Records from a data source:

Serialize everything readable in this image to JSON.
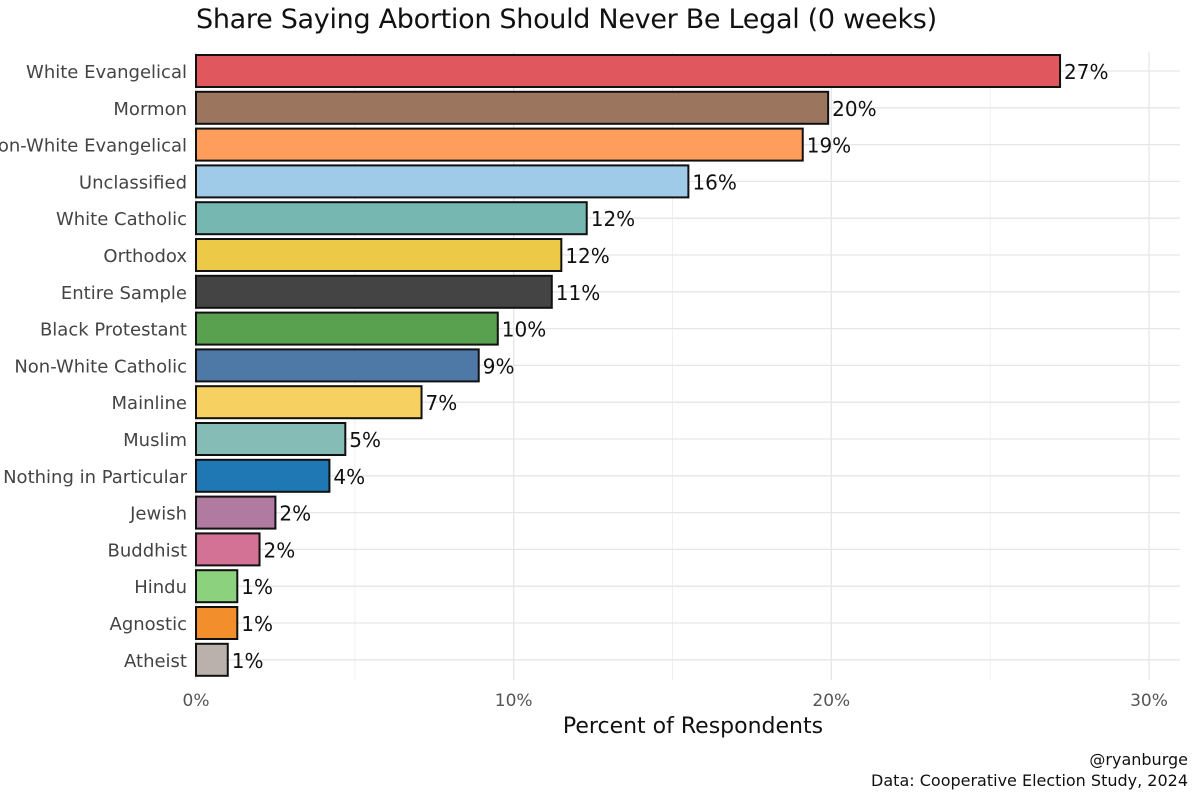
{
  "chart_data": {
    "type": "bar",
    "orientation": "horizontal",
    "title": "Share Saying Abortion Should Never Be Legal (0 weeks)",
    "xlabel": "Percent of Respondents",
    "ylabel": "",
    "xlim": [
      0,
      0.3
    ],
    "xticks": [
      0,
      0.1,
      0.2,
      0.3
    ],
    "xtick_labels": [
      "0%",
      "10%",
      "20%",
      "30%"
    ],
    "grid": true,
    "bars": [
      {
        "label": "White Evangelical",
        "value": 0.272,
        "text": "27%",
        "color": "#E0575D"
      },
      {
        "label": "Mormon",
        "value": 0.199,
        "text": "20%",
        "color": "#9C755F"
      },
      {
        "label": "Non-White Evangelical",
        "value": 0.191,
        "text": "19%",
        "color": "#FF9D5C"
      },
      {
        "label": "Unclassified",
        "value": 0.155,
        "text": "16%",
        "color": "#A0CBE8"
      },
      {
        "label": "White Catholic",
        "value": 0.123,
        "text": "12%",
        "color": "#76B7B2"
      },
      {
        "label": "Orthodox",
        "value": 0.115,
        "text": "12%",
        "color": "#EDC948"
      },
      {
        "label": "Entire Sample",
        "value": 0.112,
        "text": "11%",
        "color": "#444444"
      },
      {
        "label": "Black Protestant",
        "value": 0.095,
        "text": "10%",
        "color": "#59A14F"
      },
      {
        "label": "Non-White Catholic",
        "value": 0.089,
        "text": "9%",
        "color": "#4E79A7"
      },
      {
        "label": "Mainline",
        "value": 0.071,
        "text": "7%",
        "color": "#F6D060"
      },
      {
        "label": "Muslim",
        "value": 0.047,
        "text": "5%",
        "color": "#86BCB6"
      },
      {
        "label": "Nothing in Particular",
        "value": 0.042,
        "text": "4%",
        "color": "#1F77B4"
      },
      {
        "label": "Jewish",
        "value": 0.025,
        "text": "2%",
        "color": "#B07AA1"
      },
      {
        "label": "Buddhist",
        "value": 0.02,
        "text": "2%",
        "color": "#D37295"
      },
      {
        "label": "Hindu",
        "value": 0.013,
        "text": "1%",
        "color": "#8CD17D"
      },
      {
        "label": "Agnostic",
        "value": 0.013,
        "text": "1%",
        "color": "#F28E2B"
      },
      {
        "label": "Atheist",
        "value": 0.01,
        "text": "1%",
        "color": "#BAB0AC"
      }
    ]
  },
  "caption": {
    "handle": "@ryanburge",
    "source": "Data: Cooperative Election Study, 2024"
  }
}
...
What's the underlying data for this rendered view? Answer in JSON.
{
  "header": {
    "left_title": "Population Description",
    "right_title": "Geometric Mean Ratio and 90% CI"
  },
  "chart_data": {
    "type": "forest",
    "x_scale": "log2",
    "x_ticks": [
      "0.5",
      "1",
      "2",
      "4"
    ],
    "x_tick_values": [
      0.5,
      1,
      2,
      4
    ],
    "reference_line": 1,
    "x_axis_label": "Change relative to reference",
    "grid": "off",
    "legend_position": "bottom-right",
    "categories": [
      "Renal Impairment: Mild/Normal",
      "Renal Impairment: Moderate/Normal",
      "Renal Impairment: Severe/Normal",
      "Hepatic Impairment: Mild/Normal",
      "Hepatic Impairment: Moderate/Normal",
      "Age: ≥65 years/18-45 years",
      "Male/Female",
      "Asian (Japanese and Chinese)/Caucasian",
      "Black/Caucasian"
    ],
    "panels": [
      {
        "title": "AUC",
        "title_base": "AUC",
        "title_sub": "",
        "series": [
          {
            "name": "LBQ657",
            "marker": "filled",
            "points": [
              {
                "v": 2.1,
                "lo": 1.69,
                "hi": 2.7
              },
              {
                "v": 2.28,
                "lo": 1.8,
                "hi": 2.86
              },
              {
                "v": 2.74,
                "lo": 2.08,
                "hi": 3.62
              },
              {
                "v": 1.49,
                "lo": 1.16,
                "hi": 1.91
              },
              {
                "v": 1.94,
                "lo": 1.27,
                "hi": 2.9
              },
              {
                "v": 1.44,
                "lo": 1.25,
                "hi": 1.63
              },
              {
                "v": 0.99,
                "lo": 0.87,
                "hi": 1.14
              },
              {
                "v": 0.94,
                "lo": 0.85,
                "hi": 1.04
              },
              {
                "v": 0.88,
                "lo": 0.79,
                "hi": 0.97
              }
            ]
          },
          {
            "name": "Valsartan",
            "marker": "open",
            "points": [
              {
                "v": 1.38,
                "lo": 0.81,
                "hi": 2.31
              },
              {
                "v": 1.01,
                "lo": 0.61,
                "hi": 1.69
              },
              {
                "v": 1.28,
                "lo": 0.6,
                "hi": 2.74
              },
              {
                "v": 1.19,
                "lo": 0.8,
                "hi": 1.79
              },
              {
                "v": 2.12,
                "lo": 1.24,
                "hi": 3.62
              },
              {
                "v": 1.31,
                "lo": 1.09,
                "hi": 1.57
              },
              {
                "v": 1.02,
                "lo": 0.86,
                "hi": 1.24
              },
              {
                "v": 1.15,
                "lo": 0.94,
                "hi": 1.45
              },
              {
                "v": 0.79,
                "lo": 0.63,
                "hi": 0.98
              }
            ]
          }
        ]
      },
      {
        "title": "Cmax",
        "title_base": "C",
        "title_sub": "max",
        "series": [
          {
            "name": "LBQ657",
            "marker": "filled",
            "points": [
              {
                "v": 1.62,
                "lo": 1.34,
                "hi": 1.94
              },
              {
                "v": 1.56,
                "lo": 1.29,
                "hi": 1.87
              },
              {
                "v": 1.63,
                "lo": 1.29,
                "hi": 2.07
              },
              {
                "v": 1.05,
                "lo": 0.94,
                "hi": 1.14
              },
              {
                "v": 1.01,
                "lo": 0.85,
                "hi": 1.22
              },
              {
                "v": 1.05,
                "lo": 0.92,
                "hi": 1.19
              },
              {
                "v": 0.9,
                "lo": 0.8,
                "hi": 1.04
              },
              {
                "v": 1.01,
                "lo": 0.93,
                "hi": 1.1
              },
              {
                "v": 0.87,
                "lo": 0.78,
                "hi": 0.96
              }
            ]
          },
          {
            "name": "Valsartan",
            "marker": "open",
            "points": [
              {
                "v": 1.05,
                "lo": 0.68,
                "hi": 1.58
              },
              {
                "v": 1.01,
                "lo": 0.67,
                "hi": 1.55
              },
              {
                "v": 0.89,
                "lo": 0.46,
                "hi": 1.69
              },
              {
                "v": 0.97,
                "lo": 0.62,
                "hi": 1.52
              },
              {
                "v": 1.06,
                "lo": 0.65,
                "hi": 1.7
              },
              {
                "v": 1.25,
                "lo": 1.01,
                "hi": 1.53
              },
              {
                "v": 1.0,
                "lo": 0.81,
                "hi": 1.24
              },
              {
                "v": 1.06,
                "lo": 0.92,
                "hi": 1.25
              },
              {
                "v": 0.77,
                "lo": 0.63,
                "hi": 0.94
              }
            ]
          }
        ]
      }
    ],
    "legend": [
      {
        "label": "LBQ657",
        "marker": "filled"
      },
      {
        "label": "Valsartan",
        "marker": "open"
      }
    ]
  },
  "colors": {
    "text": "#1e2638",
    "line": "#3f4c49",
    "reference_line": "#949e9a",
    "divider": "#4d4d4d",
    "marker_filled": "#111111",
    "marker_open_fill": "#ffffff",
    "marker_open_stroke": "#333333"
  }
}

To be done:
Copy all lines from the material that hold "Normal".

Written response:
      "Renal Impairment: Mild/Normal",
      "Renal Impairment: Moderate/Normal",
      "Renal Impairment: Severe/Normal",
      "Hepatic Impairment: Mild/Normal",
      "Hepatic Impairment: Moderate/Normal",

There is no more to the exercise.